REQUIRED WORK: Using the material below, copy every line where "Department" appears.

Start

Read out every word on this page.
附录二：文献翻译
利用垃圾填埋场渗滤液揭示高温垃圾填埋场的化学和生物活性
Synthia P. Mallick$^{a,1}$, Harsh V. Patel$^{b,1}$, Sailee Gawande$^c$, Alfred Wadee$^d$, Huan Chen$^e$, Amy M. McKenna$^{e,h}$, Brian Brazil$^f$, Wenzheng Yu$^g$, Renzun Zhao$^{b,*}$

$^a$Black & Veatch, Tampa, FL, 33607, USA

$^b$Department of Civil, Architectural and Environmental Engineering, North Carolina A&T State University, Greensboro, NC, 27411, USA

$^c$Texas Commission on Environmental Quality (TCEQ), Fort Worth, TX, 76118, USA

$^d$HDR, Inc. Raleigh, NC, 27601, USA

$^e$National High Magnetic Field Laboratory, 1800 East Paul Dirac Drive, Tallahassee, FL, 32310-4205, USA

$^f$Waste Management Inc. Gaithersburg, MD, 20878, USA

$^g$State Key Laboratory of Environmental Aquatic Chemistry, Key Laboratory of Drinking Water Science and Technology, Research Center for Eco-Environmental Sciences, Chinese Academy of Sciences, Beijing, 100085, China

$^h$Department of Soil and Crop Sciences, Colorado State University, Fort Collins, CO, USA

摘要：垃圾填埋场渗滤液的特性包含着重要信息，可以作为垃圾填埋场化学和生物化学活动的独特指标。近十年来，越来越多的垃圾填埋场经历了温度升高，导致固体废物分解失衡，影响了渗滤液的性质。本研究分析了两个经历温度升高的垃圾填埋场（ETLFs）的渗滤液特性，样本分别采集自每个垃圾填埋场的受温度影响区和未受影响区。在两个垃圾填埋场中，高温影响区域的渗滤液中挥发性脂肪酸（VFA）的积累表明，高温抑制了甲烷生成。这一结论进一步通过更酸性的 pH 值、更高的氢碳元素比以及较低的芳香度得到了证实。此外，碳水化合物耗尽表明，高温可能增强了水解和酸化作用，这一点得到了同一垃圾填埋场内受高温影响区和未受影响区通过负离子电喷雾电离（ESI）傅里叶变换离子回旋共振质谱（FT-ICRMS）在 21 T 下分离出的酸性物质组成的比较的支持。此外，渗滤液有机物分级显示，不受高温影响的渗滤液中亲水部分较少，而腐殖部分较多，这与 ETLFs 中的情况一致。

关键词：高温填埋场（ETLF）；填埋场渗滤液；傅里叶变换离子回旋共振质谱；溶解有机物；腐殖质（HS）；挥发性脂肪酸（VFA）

End

THE COMPLETED TASK:
$^b$Department of Civil, Architectural and Environmental Engineering, North Carolina A&T State University, Greensboro, NC, 27411, USA
$^h$Department of Soil and Crop Sciences, Colorado State University, Fort Collins, CO, USA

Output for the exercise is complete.